Aim: Exactly repeat the material, dropping only the pictures.

Records provided:
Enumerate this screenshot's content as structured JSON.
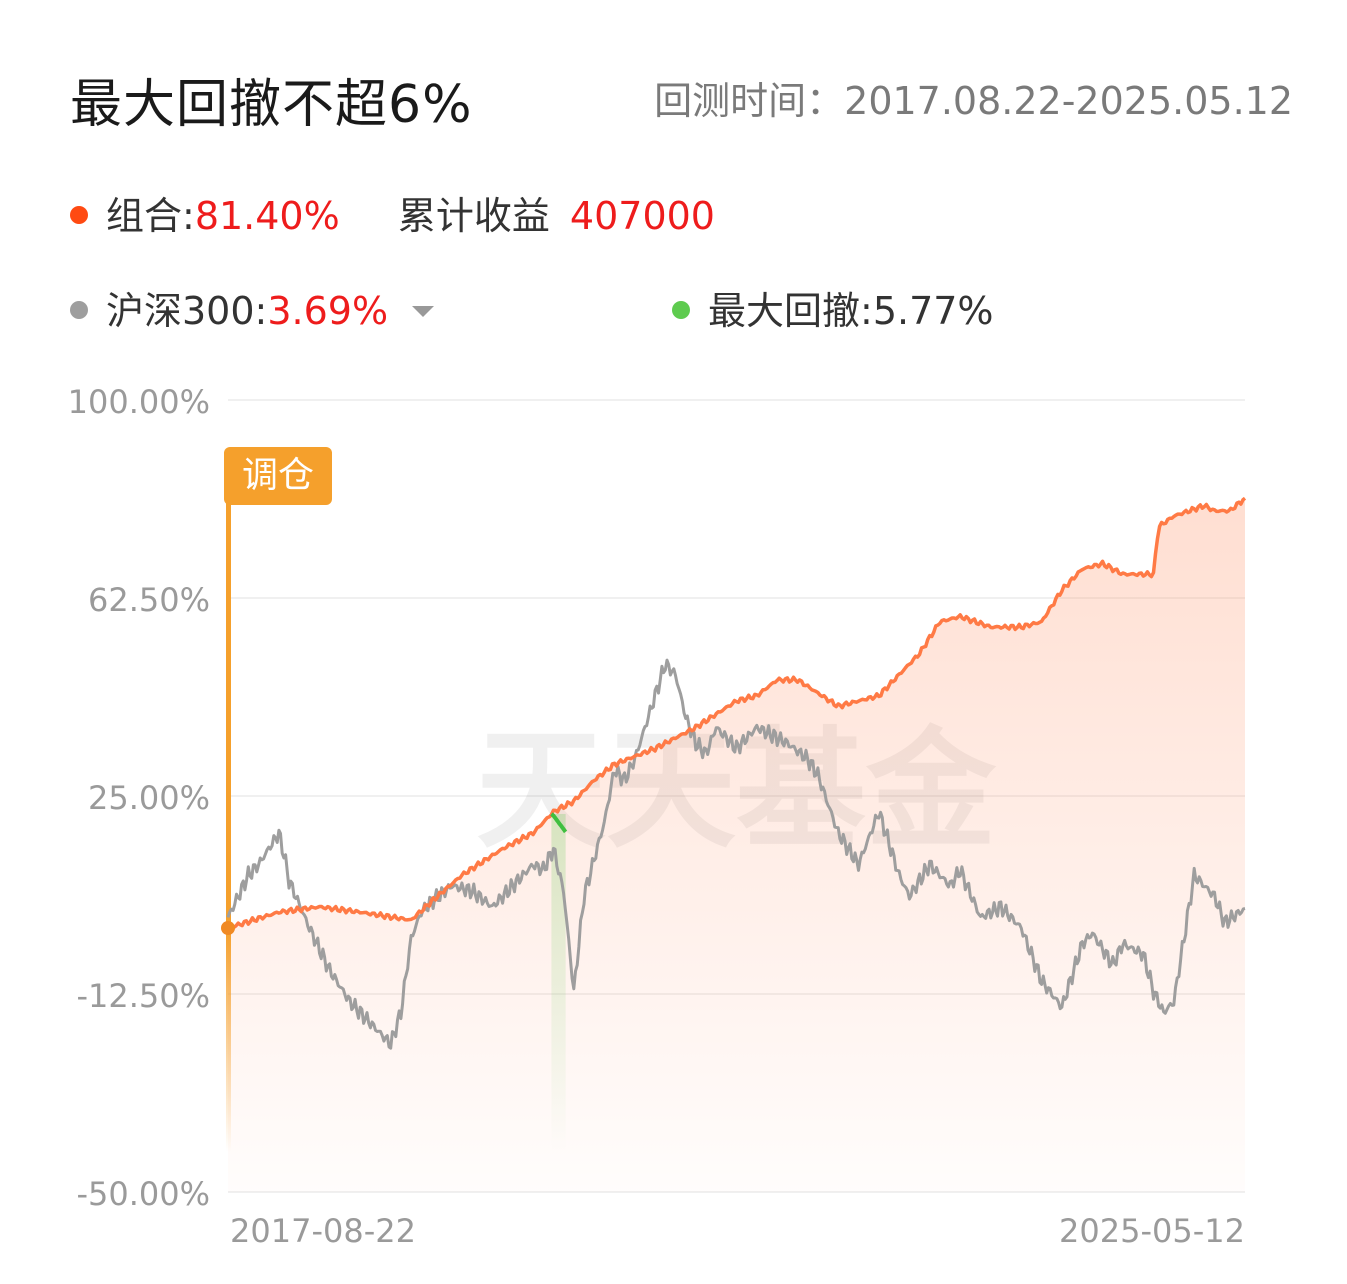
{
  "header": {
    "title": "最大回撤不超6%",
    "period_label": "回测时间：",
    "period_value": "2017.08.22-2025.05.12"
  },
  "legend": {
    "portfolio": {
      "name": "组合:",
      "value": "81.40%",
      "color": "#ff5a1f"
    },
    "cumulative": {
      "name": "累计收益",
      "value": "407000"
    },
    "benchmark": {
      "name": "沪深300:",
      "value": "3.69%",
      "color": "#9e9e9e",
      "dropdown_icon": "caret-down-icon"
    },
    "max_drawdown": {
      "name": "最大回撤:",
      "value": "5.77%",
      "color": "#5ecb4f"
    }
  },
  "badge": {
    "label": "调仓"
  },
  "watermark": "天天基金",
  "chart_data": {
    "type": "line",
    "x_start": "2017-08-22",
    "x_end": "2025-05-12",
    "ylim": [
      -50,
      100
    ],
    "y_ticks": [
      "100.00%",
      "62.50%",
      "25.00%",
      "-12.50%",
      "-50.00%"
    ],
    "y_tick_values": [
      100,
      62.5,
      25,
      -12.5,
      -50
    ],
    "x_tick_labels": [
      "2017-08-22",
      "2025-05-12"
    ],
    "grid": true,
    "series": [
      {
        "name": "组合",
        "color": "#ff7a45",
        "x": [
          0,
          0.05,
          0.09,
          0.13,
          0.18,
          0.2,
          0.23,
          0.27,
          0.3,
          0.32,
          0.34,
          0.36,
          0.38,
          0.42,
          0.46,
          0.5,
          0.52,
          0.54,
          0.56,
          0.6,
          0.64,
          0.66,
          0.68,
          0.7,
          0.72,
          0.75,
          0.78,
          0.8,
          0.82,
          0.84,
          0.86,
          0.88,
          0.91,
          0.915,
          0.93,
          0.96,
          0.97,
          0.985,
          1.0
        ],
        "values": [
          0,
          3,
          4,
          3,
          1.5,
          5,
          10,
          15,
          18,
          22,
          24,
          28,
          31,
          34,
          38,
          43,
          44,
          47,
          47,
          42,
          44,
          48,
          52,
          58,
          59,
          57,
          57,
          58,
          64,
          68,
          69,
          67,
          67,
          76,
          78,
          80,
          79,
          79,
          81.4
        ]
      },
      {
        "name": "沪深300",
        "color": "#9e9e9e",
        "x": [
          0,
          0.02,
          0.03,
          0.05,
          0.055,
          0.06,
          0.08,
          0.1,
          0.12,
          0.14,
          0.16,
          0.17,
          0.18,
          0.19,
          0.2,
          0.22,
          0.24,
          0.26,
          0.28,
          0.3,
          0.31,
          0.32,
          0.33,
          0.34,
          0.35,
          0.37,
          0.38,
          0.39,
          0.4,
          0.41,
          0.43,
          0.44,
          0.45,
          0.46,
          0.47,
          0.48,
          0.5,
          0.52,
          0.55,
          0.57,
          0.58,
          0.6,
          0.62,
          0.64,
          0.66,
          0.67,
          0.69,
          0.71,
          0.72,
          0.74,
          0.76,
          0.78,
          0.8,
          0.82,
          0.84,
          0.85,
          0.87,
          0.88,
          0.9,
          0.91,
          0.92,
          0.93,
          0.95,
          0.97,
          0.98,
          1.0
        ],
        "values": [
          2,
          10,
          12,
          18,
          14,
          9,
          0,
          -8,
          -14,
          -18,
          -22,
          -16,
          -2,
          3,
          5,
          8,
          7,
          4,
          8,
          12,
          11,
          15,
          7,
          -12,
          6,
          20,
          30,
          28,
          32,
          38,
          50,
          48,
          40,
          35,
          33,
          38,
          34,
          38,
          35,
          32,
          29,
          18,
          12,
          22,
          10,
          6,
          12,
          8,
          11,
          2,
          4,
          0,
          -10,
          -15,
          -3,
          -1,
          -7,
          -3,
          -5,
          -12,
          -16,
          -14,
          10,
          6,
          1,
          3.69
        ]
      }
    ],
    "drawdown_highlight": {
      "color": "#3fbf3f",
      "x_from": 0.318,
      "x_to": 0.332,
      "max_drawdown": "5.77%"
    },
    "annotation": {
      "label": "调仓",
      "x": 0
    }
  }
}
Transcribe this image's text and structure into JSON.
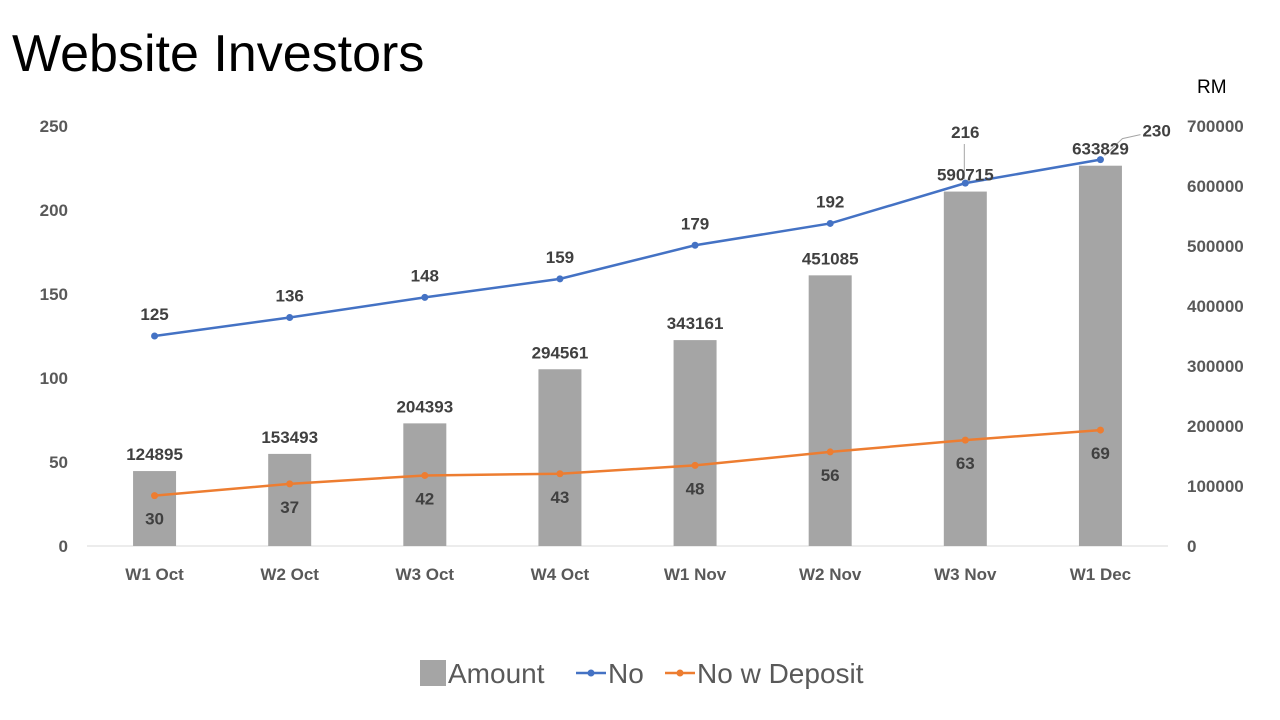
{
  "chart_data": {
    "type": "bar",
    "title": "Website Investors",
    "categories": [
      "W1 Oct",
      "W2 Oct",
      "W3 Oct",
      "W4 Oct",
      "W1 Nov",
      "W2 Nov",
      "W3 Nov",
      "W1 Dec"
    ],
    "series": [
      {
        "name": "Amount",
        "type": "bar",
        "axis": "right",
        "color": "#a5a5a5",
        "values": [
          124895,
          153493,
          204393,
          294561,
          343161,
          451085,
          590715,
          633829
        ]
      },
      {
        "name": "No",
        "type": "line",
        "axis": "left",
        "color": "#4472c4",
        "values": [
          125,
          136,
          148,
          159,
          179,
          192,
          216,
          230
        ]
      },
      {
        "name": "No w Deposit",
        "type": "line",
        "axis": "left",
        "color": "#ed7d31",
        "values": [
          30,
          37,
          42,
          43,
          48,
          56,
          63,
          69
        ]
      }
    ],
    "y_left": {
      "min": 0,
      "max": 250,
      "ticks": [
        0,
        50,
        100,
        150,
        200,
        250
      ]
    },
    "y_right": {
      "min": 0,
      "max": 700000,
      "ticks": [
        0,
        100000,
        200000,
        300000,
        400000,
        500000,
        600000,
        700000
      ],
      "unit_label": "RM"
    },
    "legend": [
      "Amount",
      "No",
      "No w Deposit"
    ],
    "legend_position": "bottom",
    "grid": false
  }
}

Result:
Enumerate this screenshot's content as structured JSON.
{
  "header": {
    "title": "最大回撤不超6%",
    "period_label": "回测时间：",
    "period_value": "2017.08.22-2025.05.12"
  },
  "legend": {
    "portfolio": {
      "name": "组合:",
      "value": "81.40%",
      "color": "#ff5a1f"
    },
    "cumulative": {
      "name": "累计收益",
      "value": "407000"
    },
    "benchmark": {
      "name": "沪深300:",
      "value": "3.69%",
      "color": "#9e9e9e",
      "dropdown_icon": "caret-down-icon"
    },
    "max_drawdown": {
      "name": "最大回撤:",
      "value": "5.77%",
      "color": "#5ecb4f"
    }
  },
  "badge": {
    "label": "调仓"
  },
  "watermark": "天天基金",
  "chart_data": {
    "type": "line",
    "x_start": "2017-08-22",
    "x_end": "2025-05-12",
    "ylim": [
      -50,
      100
    ],
    "y_ticks": [
      "100.00%",
      "62.50%",
      "25.00%",
      "-12.50%",
      "-50.00%"
    ],
    "y_tick_values": [
      100,
      62.5,
      25,
      -12.5,
      -50
    ],
    "x_tick_labels": [
      "2017-08-22",
      "2025-05-12"
    ],
    "grid": true,
    "series": [
      {
        "name": "组合",
        "color": "#ff7a45",
        "x": [
          0,
          0.05,
          0.09,
          0.13,
          0.18,
          0.2,
          0.23,
          0.27,
          0.3,
          0.32,
          0.34,
          0.36,
          0.38,
          0.42,
          0.46,
          0.5,
          0.52,
          0.54,
          0.56,
          0.6,
          0.64,
          0.66,
          0.68,
          0.7,
          0.72,
          0.75,
          0.78,
          0.8,
          0.82,
          0.84,
          0.86,
          0.88,
          0.91,
          0.915,
          0.93,
          0.96,
          0.97,
          0.985,
          1.0
        ],
        "values": [
          0,
          3,
          4,
          3,
          1.5,
          5,
          10,
          15,
          18,
          22,
          24,
          28,
          31,
          34,
          38,
          43,
          44,
          47,
          47,
          42,
          44,
          48,
          52,
          58,
          59,
          57,
          57,
          58,
          64,
          68,
          69,
          67,
          67,
          76,
          78,
          80,
          79,
          79,
          81.4
        ]
      },
      {
        "name": "沪深300",
        "color": "#9e9e9e",
        "x": [
          0,
          0.02,
          0.03,
          0.05,
          0.055,
          0.06,
          0.08,
          0.1,
          0.12,
          0.14,
          0.16,
          0.17,
          0.18,
          0.19,
          0.2,
          0.22,
          0.24,
          0.26,
          0.28,
          0.3,
          0.31,
          0.32,
          0.33,
          0.34,
          0.35,
          0.37,
          0.38,
          0.39,
          0.4,
          0.41,
          0.43,
          0.44,
          0.45,
          0.46,
          0.47,
          0.48,
          0.5,
          0.52,
          0.55,
          0.57,
          0.58,
          0.6,
          0.62,
          0.64,
          0.66,
          0.67,
          0.69,
          0.71,
          0.72,
          0.74,
          0.76,
          0.78,
          0.8,
          0.82,
          0.84,
          0.85,
          0.87,
          0.88,
          0.9,
          0.91,
          0.92,
          0.93,
          0.95,
          0.97,
          0.98,
          1.0
        ],
        "values": [
          2,
          10,
          12,
          18,
          14,
          9,
          0,
          -8,
          -14,
          -18,
          -22,
          -16,
          -2,
          3,
          5,
          8,
          7,
          4,
          8,
          12,
          11,
          15,
          7,
          -12,
          6,
          20,
          30,
          28,
          32,
          38,
          50,
          48,
          40,
          35,
          33,
          38,
          34,
          38,
          35,
          32,
          29,
          18,
          12,
          22,
          10,
          6,
          12,
          8,
          11,
          2,
          4,
          0,
          -10,
          -15,
          -3,
          -1,
          -7,
          -3,
          -5,
          -12,
          -16,
          -14,
          10,
          6,
          1,
          3.69
        ]
      }
    ],
    "drawdown_highlight": {
      "color": "#3fbf3f",
      "x_from": 0.318,
      "x_to": 0.332,
      "max_drawdown": "5.77%"
    },
    "annotation": {
      "label": "调仓",
      "x": 0
    }
  }
}
Transcribe this image's text and structure into JSON.
{
  "chart_data": {
    "type": "bar",
    "title": "Website Investors",
    "categories": [
      "W1 Oct",
      "W2 Oct",
      "W3 Oct",
      "W4 Oct",
      "W1 Nov",
      "W2 Nov",
      "W3 Nov",
      "W1 Dec"
    ],
    "series": [
      {
        "name": "Amount",
        "type": "bar",
        "axis": "right",
        "color": "#a5a5a5",
        "values": [
          124895,
          153493,
          204393,
          294561,
          343161,
          451085,
          590715,
          633829
        ]
      },
      {
        "name": "No",
        "type": "line",
        "axis": "left",
        "color": "#4472c4",
        "values": [
          125,
          136,
          148,
          159,
          179,
          192,
          216,
          230
        ]
      },
      {
        "name": "No w Deposit",
        "type": "line",
        "axis": "left",
        "color": "#ed7d31",
        "values": [
          30,
          37,
          42,
          43,
          48,
          56,
          63,
          69
        ]
      }
    ],
    "y_left": {
      "min": 0,
      "max": 250,
      "ticks": [
        0,
        50,
        100,
        150,
        200,
        250
      ]
    },
    "y_right": {
      "min": 0,
      "max": 700000,
      "ticks": [
        0,
        100000,
        200000,
        300000,
        400000,
        500000,
        600000,
        700000
      ],
      "unit_label": "RM"
    },
    "legend": [
      "Amount",
      "No",
      "No w Deposit"
    ],
    "legend_position": "bottom",
    "grid": false
  }
}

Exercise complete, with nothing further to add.